## WHAT YOU HAVE TO DO
Among the entries below, count the lines where the string "placeholder" occurs, and give only the number.

──────── SOURCE RECORDS

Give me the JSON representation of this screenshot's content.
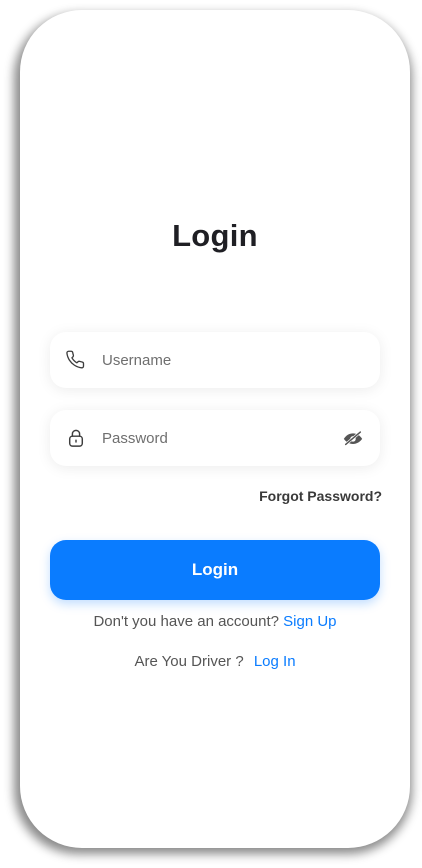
{
  "screen": {
    "title": "Login"
  },
  "username": {
    "placeholder": "Username",
    "value": "",
    "icon": "phone-icon"
  },
  "password": {
    "placeholder": "Password",
    "value": "",
    "icon": "lock-icon",
    "toggle_icon": "eye-off-icon"
  },
  "forgot_password": {
    "label": "Forgot Password?"
  },
  "login_button": {
    "label": "Login"
  },
  "signup_prompt": {
    "text": "Don't you have an account?",
    "link": "Sign Up"
  },
  "driver_prompt": {
    "text": "Are You Driver ?",
    "link": "Log In"
  },
  "colors": {
    "primary": "#0a7cff",
    "title": "#1f1f24",
    "muted_text": "#555555",
    "background": "#ffffff"
  }
}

────────────────

## CORRECT OUTPUT
2